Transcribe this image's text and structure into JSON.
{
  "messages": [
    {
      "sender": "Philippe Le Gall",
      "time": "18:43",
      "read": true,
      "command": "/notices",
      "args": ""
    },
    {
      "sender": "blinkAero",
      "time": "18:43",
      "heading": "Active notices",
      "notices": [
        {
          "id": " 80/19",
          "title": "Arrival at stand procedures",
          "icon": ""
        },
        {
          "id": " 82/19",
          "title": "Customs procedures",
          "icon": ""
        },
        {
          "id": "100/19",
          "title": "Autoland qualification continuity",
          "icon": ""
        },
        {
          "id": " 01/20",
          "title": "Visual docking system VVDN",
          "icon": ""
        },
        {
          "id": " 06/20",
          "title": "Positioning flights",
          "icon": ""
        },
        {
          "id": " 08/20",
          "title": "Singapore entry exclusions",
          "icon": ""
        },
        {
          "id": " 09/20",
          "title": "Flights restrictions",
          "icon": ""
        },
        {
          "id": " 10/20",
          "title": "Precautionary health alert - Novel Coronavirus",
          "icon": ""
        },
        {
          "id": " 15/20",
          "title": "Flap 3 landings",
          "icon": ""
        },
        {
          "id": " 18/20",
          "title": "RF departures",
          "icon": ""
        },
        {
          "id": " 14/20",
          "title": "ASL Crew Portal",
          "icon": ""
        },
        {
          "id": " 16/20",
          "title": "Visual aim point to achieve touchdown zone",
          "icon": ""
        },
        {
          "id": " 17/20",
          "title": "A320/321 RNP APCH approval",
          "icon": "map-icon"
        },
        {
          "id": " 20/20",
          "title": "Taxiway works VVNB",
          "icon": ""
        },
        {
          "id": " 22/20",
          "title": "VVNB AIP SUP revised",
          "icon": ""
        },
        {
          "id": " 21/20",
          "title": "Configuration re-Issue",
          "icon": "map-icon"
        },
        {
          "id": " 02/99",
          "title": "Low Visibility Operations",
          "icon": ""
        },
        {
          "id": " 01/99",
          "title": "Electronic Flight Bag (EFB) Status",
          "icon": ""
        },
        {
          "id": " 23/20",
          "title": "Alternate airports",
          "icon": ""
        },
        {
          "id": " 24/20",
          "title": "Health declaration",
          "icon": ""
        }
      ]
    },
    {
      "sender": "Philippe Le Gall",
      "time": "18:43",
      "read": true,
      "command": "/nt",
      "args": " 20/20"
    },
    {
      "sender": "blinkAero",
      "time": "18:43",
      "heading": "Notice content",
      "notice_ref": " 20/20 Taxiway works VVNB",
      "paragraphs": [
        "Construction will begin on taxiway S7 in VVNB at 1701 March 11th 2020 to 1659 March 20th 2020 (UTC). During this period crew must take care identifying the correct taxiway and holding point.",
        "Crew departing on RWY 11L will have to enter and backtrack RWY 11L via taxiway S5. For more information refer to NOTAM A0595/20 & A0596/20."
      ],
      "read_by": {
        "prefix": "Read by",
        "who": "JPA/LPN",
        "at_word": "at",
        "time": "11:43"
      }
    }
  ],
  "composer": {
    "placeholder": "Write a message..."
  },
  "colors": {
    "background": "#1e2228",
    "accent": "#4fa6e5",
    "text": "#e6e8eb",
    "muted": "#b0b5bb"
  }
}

— Exercise details —
From the first line to the last, return the data exactly as written.

— Your solution —
Transcribe this image's text and structure into JSON.
{
  "messages": [
    {
      "sender": "Philippe Le Gall",
      "time": "18:43",
      "read": true,
      "command": "/notices",
      "args": ""
    },
    {
      "sender": "blinkAero",
      "time": "18:43",
      "heading": "Active notices",
      "notices": [
        {
          "id": " 80/19",
          "title": "Arrival at stand procedures",
          "icon": ""
        },
        {
          "id": " 82/19",
          "title": "Customs procedures",
          "icon": ""
        },
        {
          "id": "100/19",
          "title": "Autoland qualification continuity",
          "icon": ""
        },
        {
          "id": " 01/20",
          "title": "Visual docking system VVDN",
          "icon": ""
        },
        {
          "id": " 06/20",
          "title": "Positioning flights",
          "icon": ""
        },
        {
          "id": " 08/20",
          "title": "Singapore entry exclusions",
          "icon": ""
        },
        {
          "id": " 09/20",
          "title": "Flights restrictions",
          "icon": ""
        },
        {
          "id": " 10/20",
          "title": "Precautionary health alert - Novel Coronavirus",
          "icon": ""
        },
        {
          "id": " 15/20",
          "title": "Flap 3 landings",
          "icon": ""
        },
        {
          "id": " 18/20",
          "title": "RF departures",
          "icon": ""
        },
        {
          "id": " 14/20",
          "title": "ASL Crew Portal",
          "icon": ""
        },
        {
          "id": " 16/20",
          "title": "Visual aim point to achieve touchdown zone",
          "icon": ""
        },
        {
          "id": " 17/20",
          "title": "A320/321 RNP APCH approval",
          "icon": "map-icon"
        },
        {
          "id": " 20/20",
          "title": "Taxiway works VVNB",
          "icon": ""
        },
        {
          "id": " 22/20",
          "title": "VVNB AIP SUP revised",
          "icon": ""
        },
        {
          "id": " 21/20",
          "title": "Configuration re-Issue",
          "icon": "map-icon"
        },
        {
          "id": " 02/99",
          "title": "Low Visibility Operations",
          "icon": ""
        },
        {
          "id": " 01/99",
          "title": "Electronic Flight Bag (EFB) Status",
          "icon": ""
        },
        {
          "id": " 23/20",
          "title": "Alternate airports",
          "icon": ""
        },
        {
          "id": " 24/20",
          "title": "Health declaration",
          "icon": ""
        }
      ]
    },
    {
      "sender": "Philippe Le Gall",
      "time": "18:43",
      "read": true,
      "command": "/nt",
      "args": " 20/20"
    },
    {
      "sender": "blinkAero",
      "time": "18:43",
      "heading": "Notice content",
      "notice_ref": " 20/20 Taxiway works VVNB",
      "paragraphs": [
        "Construction will begin on taxiway S7 in VVNB at 1701 March 11th 2020 to 1659 March 20th 2020 (UTC). During this period crew must take care identifying the correct taxiway and holding point.",
        "Crew departing on RWY 11L will have to enter and backtrack RWY 11L via taxiway S5. For more information refer to NOTAM A0595/20 & A0596/20."
      ],
      "read_by": {
        "prefix": "Read by",
        "who": "JPA/LPN",
        "at_word": "at",
        "time": "11:43"
      }
    }
  ],
  "composer": {
    "placeholder": "Write a message..."
  },
  "colors": {
    "background": "#1e2228",
    "accent": "#4fa6e5",
    "text": "#e6e8eb",
    "muted": "#b0b5bb"
  }
}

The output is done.